Records shown:

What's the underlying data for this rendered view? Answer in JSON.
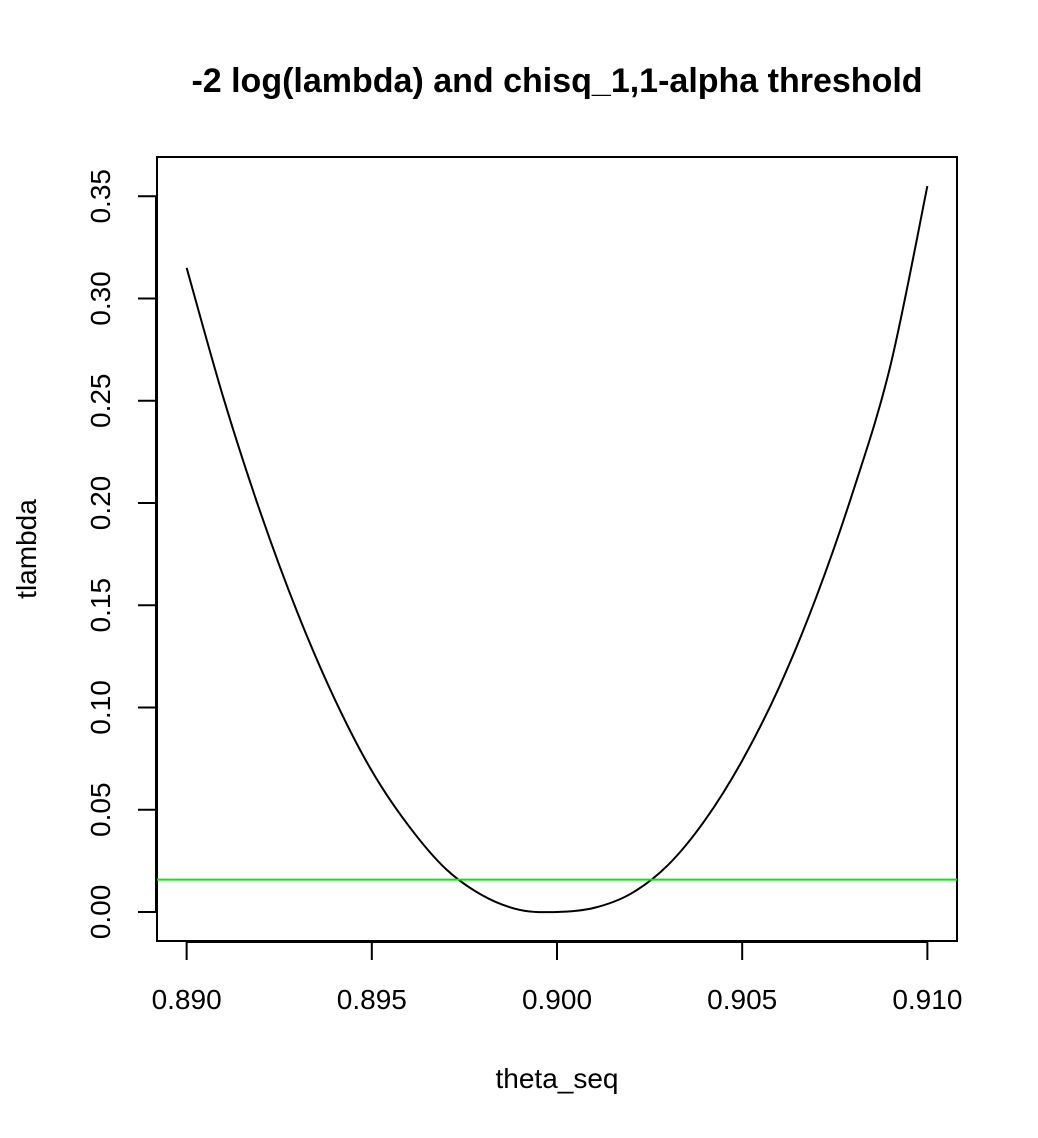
{
  "chart_data": {
    "type": "line",
    "title": "-2 log(lambda) and chisq_1,1-alpha threshold",
    "xlabel": "theta_seq",
    "ylabel": "tlambda",
    "xlim": [
      0.8892,
      0.9108
    ],
    "ylim": [
      -0.0142,
      0.3692
    ],
    "x_ticks": [
      0.89,
      0.895,
      0.9,
      0.905,
      0.91
    ],
    "x_tick_labels": [
      "0.890",
      "0.895",
      "0.900",
      "0.905",
      "0.910"
    ],
    "y_ticks": [
      0.0,
      0.05,
      0.1,
      0.15,
      0.2,
      0.25,
      0.3,
      0.35
    ],
    "y_tick_labels": [
      "0.00",
      "0.05",
      "0.10",
      "0.15",
      "0.20",
      "0.25",
      "0.30",
      "0.35"
    ],
    "grid": false,
    "series": [
      {
        "kind": "curve",
        "color": "#000000",
        "x": [
          0.89,
          0.891,
          0.892,
          0.893,
          0.894,
          0.895,
          0.896,
          0.897,
          0.898,
          0.899,
          0.9,
          0.901,
          0.902,
          0.903,
          0.904,
          0.905,
          0.906,
          0.907,
          0.908,
          0.909,
          0.91
        ],
        "y": [
          0.315,
          0.251,
          0.195,
          0.146,
          0.104,
          0.069,
          0.042,
          0.021,
          0.008,
          0.001,
          0.0,
          0.002,
          0.009,
          0.023,
          0.045,
          0.074,
          0.11,
          0.154,
          0.206,
          0.267,
          0.355
        ]
      },
      {
        "kind": "hline",
        "color": "#00ee00",
        "y": 0.0158
      }
    ]
  }
}
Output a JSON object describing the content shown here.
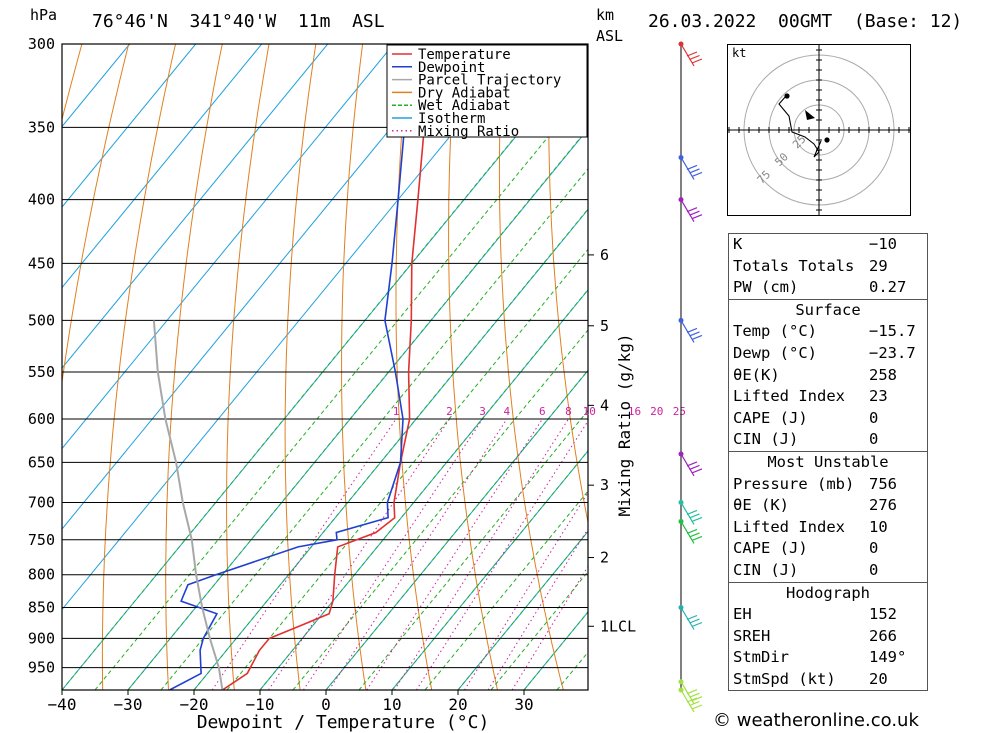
{
  "header": {
    "pressure_unit": "hPa",
    "location": "76°46'N  341°40'W  11m  ASL",
    "km_unit": "km",
    "asl_label": "ASL",
    "datetime": "26.03.2022  00GMT  (Base: 12)"
  },
  "chart_data": {
    "type": "skew-t",
    "xlabel": "Dewpoint / Temperature (°C)",
    "ylabel": "hPa",
    "y2label": "Mixing Ratio (g/kg)",
    "x_ticks": [
      -40,
      -30,
      -20,
      -10,
      0,
      10,
      20,
      30
    ],
    "x_tick_labels": [
      "−40",
      "−30",
      "−20",
      "−10",
      "0",
      "10",
      "20",
      "30"
    ],
    "pressure_ticks": [
      300,
      350,
      400,
      450,
      500,
      550,
      600,
      650,
      700,
      750,
      800,
      850,
      900,
      950
    ],
    "pressure_range": [
      1000,
      300
    ],
    "km_ticks": [
      {
        "label": "6",
        "p": 443
      },
      {
        "label": "5",
        "p": 505
      },
      {
        "label": "4",
        "p": 585
      },
      {
        "label": "3",
        "p": 678
      },
      {
        "label": "2",
        "p": 775
      },
      {
        "label": "1LCL",
        "p": 880
      }
    ],
    "mixing_ratio_labels": [
      "1",
      "2",
      "3",
      "4",
      "6",
      "8",
      "10",
      "16",
      "20",
      "25"
    ],
    "mixing_ratio_values": [
      1,
      2,
      3,
      4,
      6,
      8,
      10,
      16,
      20,
      25
    ],
    "legend": [
      {
        "name": "Temperature",
        "color": "#e03030",
        "style": "solid"
      },
      {
        "name": "Dewpoint",
        "color": "#2040d0",
        "style": "solid"
      },
      {
        "name": "Parcel Trajectory",
        "color": "#a8a8a8",
        "style": "solid"
      },
      {
        "name": "Dry Adiabat",
        "color": "#e08020",
        "style": "solid"
      },
      {
        "name": "Wet Adiabat",
        "color": "#20b020",
        "style": "dashed"
      },
      {
        "name": "Isotherm",
        "color": "#20a0e0",
        "style": "solid"
      },
      {
        "name": "Mixing Ratio",
        "color": "#d020a0",
        "style": "dotted"
      }
    ],
    "series": [
      {
        "name": "Temperature",
        "points": [
          [
            990,
            -15.7
          ],
          [
            960,
            -14
          ],
          [
            920,
            -15
          ],
          [
            900,
            -15
          ],
          [
            880,
            -12
          ],
          [
            860,
            -9
          ],
          [
            840,
            -10
          ],
          [
            800,
            -13
          ],
          [
            760,
            -16
          ],
          [
            750,
            -14
          ],
          [
            740,
            -12
          ],
          [
            720,
            -11
          ],
          [
            700,
            -13
          ],
          [
            650,
            -17
          ],
          [
            600,
            -21
          ],
          [
            550,
            -27
          ],
          [
            500,
            -33
          ],
          [
            450,
            -40
          ],
          [
            400,
            -47
          ],
          [
            350,
            -55
          ],
          [
            300,
            -63
          ]
        ]
      },
      {
        "name": "Dewpoint",
        "points": [
          [
            990,
            -23.7
          ],
          [
            960,
            -21
          ],
          [
            920,
            -24
          ],
          [
            900,
            -25
          ],
          [
            860,
            -26
          ],
          [
            840,
            -33
          ],
          [
            815,
            -34
          ],
          [
            800,
            -31
          ],
          [
            760,
            -22
          ],
          [
            750,
            -17
          ],
          [
            740,
            -18
          ],
          [
            720,
            -12
          ],
          [
            700,
            -14
          ],
          [
            650,
            -17
          ],
          [
            600,
            -22
          ],
          [
            550,
            -29
          ],
          [
            500,
            -37
          ],
          [
            450,
            -43
          ],
          [
            400,
            -50
          ],
          [
            350,
            -58
          ],
          [
            300,
            -66
          ]
        ]
      },
      {
        "name": "Parcel Trajectory",
        "points": [
          [
            990,
            -15.7
          ],
          [
            950,
            -19
          ],
          [
            900,
            -24
          ],
          [
            850,
            -29
          ],
          [
            800,
            -34
          ],
          [
            750,
            -39
          ],
          [
            700,
            -45
          ],
          [
            650,
            -51
          ],
          [
            600,
            -58
          ],
          [
            550,
            -65
          ],
          [
            500,
            -72
          ]
        ]
      }
    ]
  },
  "hodograph": {
    "unit": "kt",
    "ring_labels": [
      "25",
      "50",
      "75"
    ]
  },
  "wind_barbs": {
    "levels_hpa": [
      300,
      370,
      400,
      500,
      640,
      700,
      725,
      850,
      975,
      990
    ]
  },
  "indices": {
    "general": [
      {
        "label": "K",
        "value": "−10"
      },
      {
        "label": "Totals Totals",
        "value": "29"
      },
      {
        "label": "PW (cm)",
        "value": "0.27"
      }
    ],
    "surface_title": "Surface",
    "surface": [
      {
        "label": "Temp (°C)",
        "value": "−15.7"
      },
      {
        "label": "Dewp (°C)",
        "value": "−23.7"
      },
      {
        "label": "θE(K)",
        "value": "258"
      },
      {
        "label": "Lifted Index",
        "value": "23"
      },
      {
        "label": "CAPE (J)",
        "value": "0"
      },
      {
        "label": "CIN (J)",
        "value": "0"
      }
    ],
    "mu_title": "Most Unstable",
    "most_unstable": [
      {
        "label": "Pressure (mb)",
        "value": "756"
      },
      {
        "label": "θE (K)",
        "value": "276"
      },
      {
        "label": "Lifted Index",
        "value": "10"
      },
      {
        "label": "CAPE (J)",
        "value": "0"
      },
      {
        "label": "CIN (J)",
        "value": "0"
      }
    ],
    "hodo_title": "Hodograph",
    "hodograph_params": [
      {
        "label": "EH",
        "value": "152"
      },
      {
        "label": "SREH",
        "value": "266"
      },
      {
        "label": "StmDir",
        "value": "149°"
      },
      {
        "label": "StmSpd (kt)",
        "value": "20"
      }
    ]
  },
  "footer": {
    "copyright": "© weatheronline.co.uk"
  },
  "colors": {
    "temperature": "#e03030",
    "dewpoint": "#2040d0",
    "parcel": "#a8a8a8",
    "dry_adiabat": "#e08020",
    "wet_adiabat": "#20b020",
    "isotherm": "#20a0e0",
    "mixing_ratio": "#d020a0"
  }
}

Written task: Every record above must be given again exactly; drop the pictures.

Result of the task:
What's the underlying data for this rendered view? Answer in JSON.
{
  "chart_data": {
    "type": "line",
    "title": "-2 log(lambda) and chisq_1,1-alpha threshold",
    "xlabel": "theta_seq",
    "ylabel": "tlambda",
    "xlim": [
      0.8892,
      0.9108
    ],
    "ylim": [
      -0.0142,
      0.3692
    ],
    "x_ticks": [
      0.89,
      0.895,
      0.9,
      0.905,
      0.91
    ],
    "x_tick_labels": [
      "0.890",
      "0.895",
      "0.900",
      "0.905",
      "0.910"
    ],
    "y_ticks": [
      0.0,
      0.05,
      0.1,
      0.15,
      0.2,
      0.25,
      0.3,
      0.35
    ],
    "y_tick_labels": [
      "0.00",
      "0.05",
      "0.10",
      "0.15",
      "0.20",
      "0.25",
      "0.30",
      "0.35"
    ],
    "grid": false,
    "series": [
      {
        "kind": "curve",
        "color": "#000000",
        "x": [
          0.89,
          0.891,
          0.892,
          0.893,
          0.894,
          0.895,
          0.896,
          0.897,
          0.898,
          0.899,
          0.9,
          0.901,
          0.902,
          0.903,
          0.904,
          0.905,
          0.906,
          0.907,
          0.908,
          0.909,
          0.91
        ],
        "y": [
          0.315,
          0.251,
          0.195,
          0.146,
          0.104,
          0.069,
          0.042,
          0.021,
          0.008,
          0.001,
          0.0,
          0.002,
          0.009,
          0.023,
          0.045,
          0.074,
          0.11,
          0.154,
          0.206,
          0.267,
          0.355
        ]
      },
      {
        "kind": "hline",
        "color": "#00ee00",
        "y": 0.0158
      }
    ]
  }
}
Output a JSON object describing the content shown here.
{
  "header": {
    "pressure_unit": "hPa",
    "location": "76°46'N  341°40'W  11m  ASL",
    "km_unit": "km",
    "asl_label": "ASL",
    "datetime": "26.03.2022  00GMT  (Base: 12)"
  },
  "chart_data": {
    "type": "skew-t",
    "xlabel": "Dewpoint / Temperature (°C)",
    "ylabel": "hPa",
    "y2label": "Mixing Ratio (g/kg)",
    "x_ticks": [
      -40,
      -30,
      -20,
      -10,
      0,
      10,
      20,
      30
    ],
    "x_tick_labels": [
      "−40",
      "−30",
      "−20",
      "−10",
      "0",
      "10",
      "20",
      "30"
    ],
    "pressure_ticks": [
      300,
      350,
      400,
      450,
      500,
      550,
      600,
      650,
      700,
      750,
      800,
      850,
      900,
      950
    ],
    "pressure_range": [
      1000,
      300
    ],
    "km_ticks": [
      {
        "label": "6",
        "p": 443
      },
      {
        "label": "5",
        "p": 505
      },
      {
        "label": "4",
        "p": 585
      },
      {
        "label": "3",
        "p": 678
      },
      {
        "label": "2",
        "p": 775
      },
      {
        "label": "1LCL",
        "p": 880
      }
    ],
    "mixing_ratio_labels": [
      "1",
      "2",
      "3",
      "4",
      "6",
      "8",
      "10",
      "16",
      "20",
      "25"
    ],
    "mixing_ratio_values": [
      1,
      2,
      3,
      4,
      6,
      8,
      10,
      16,
      20,
      25
    ],
    "legend": [
      {
        "name": "Temperature",
        "color": "#e03030",
        "style": "solid"
      },
      {
        "name": "Dewpoint",
        "color": "#2040d0",
        "style": "solid"
      },
      {
        "name": "Parcel Trajectory",
        "color": "#a8a8a8",
        "style": "solid"
      },
      {
        "name": "Dry Adiabat",
        "color": "#e08020",
        "style": "solid"
      },
      {
        "name": "Wet Adiabat",
        "color": "#20b020",
        "style": "dashed"
      },
      {
        "name": "Isotherm",
        "color": "#20a0e0",
        "style": "solid"
      },
      {
        "name": "Mixing Ratio",
        "color": "#d020a0",
        "style": "dotted"
      }
    ],
    "series": [
      {
        "name": "Temperature",
        "points": [
          [
            990,
            -15.7
          ],
          [
            960,
            -14
          ],
          [
            920,
            -15
          ],
          [
            900,
            -15
          ],
          [
            880,
            -12
          ],
          [
            860,
            -9
          ],
          [
            840,
            -10
          ],
          [
            800,
            -13
          ],
          [
            760,
            -16
          ],
          [
            750,
            -14
          ],
          [
            740,
            -12
          ],
          [
            720,
            -11
          ],
          [
            700,
            -13
          ],
          [
            650,
            -17
          ],
          [
            600,
            -21
          ],
          [
            550,
            -27
          ],
          [
            500,
            -33
          ],
          [
            450,
            -40
          ],
          [
            400,
            -47
          ],
          [
            350,
            -55
          ],
          [
            300,
            -63
          ]
        ]
      },
      {
        "name": "Dewpoint",
        "points": [
          [
            990,
            -23.7
          ],
          [
            960,
            -21
          ],
          [
            920,
            -24
          ],
          [
            900,
            -25
          ],
          [
            860,
            -26
          ],
          [
            840,
            -33
          ],
          [
            815,
            -34
          ],
          [
            800,
            -31
          ],
          [
            760,
            -22
          ],
          [
            750,
            -17
          ],
          [
            740,
            -18
          ],
          [
            720,
            -12
          ],
          [
            700,
            -14
          ],
          [
            650,
            -17
          ],
          [
            600,
            -22
          ],
          [
            550,
            -29
          ],
          [
            500,
            -37
          ],
          [
            450,
            -43
          ],
          [
            400,
            -50
          ],
          [
            350,
            -58
          ],
          [
            300,
            -66
          ]
        ]
      },
      {
        "name": "Parcel Trajectory",
        "points": [
          [
            990,
            -15.7
          ],
          [
            950,
            -19
          ],
          [
            900,
            -24
          ],
          [
            850,
            -29
          ],
          [
            800,
            -34
          ],
          [
            750,
            -39
          ],
          [
            700,
            -45
          ],
          [
            650,
            -51
          ],
          [
            600,
            -58
          ],
          [
            550,
            -65
          ],
          [
            500,
            -72
          ]
        ]
      }
    ]
  },
  "hodograph": {
    "unit": "kt",
    "ring_labels": [
      "25",
      "50",
      "75"
    ]
  },
  "wind_barbs": {
    "levels_hpa": [
      300,
      370,
      400,
      500,
      640,
      700,
      725,
      850,
      975,
      990
    ]
  },
  "indices": {
    "general": [
      {
        "label": "K",
        "value": "−10"
      },
      {
        "label": "Totals Totals",
        "value": "29"
      },
      {
        "label": "PW (cm)",
        "value": "0.27"
      }
    ],
    "surface_title": "Surface",
    "surface": [
      {
        "label": "Temp (°C)",
        "value": "−15.7"
      },
      {
        "label": "Dewp (°C)",
        "value": "−23.7"
      },
      {
        "label": "θE(K)",
        "value": "258"
      },
      {
        "label": "Lifted Index",
        "value": "23"
      },
      {
        "label": "CAPE (J)",
        "value": "0"
      },
      {
        "label": "CIN (J)",
        "value": "0"
      }
    ],
    "mu_title": "Most Unstable",
    "most_unstable": [
      {
        "label": "Pressure (mb)",
        "value": "756"
      },
      {
        "label": "θE (K)",
        "value": "276"
      },
      {
        "label": "Lifted Index",
        "value": "10"
      },
      {
        "label": "CAPE (J)",
        "value": "0"
      },
      {
        "label": "CIN (J)",
        "value": "0"
      }
    ],
    "hodo_title": "Hodograph",
    "hodograph_params": [
      {
        "label": "EH",
        "value": "152"
      },
      {
        "label": "SREH",
        "value": "266"
      },
      {
        "label": "StmDir",
        "value": "149°"
      },
      {
        "label": "StmSpd (kt)",
        "value": "20"
      }
    ]
  },
  "footer": {
    "copyright": "© weatheronline.co.uk"
  },
  "colors": {
    "temperature": "#e03030",
    "dewpoint": "#2040d0",
    "parcel": "#a8a8a8",
    "dry_adiabat": "#e08020",
    "wet_adiabat": "#20b020",
    "isotherm": "#20a0e0",
    "mixing_ratio": "#d020a0"
  }
}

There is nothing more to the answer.